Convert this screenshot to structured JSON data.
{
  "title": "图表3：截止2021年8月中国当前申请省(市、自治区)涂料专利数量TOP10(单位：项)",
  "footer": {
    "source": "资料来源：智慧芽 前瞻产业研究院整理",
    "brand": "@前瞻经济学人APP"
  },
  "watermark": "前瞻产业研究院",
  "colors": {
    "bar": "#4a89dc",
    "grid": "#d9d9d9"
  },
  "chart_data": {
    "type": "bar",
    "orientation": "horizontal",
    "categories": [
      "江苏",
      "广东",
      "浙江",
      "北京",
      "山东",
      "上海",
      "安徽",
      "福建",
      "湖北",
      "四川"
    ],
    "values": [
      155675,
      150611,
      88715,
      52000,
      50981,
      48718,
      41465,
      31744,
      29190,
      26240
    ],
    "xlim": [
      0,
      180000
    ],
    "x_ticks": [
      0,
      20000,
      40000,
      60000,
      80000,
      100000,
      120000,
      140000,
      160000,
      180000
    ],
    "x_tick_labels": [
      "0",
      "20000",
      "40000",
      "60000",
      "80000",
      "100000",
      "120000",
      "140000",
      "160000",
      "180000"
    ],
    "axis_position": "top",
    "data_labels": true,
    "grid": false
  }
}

────────────────────

-- Required task --
Please output the entire listing exactly as it stands.

-- Complete output --
Convert this screenshot to structured JSON data.
{
  "title": "图表3：截止2021年8月中国当前申请省(市、自治区)涂料专利数量TOP10(单位：项)",
  "footer": {
    "source": "资料来源：智慧芽 前瞻产业研究院整理",
    "brand": "@前瞻经济学人APP"
  },
  "watermark": "前瞻产业研究院",
  "colors": {
    "bar": "#4a89dc",
    "grid": "#d9d9d9"
  },
  "chart_data": {
    "type": "bar",
    "orientation": "horizontal",
    "categories": [
      "江苏",
      "广东",
      "浙江",
      "北京",
      "山东",
      "上海",
      "安徽",
      "福建",
      "湖北",
      "四川"
    ],
    "values": [
      155675,
      150611,
      88715,
      52000,
      50981,
      48718,
      41465,
      31744,
      29190,
      26240
    ],
    "xlim": [
      0,
      180000
    ],
    "x_ticks": [
      0,
      20000,
      40000,
      60000,
      80000,
      100000,
      120000,
      140000,
      160000,
      180000
    ],
    "x_tick_labels": [
      "0",
      "20000",
      "40000",
      "60000",
      "80000",
      "100000",
      "120000",
      "140000",
      "160000",
      "180000"
    ],
    "axis_position": "top",
    "data_labels": true,
    "grid": false
  }
}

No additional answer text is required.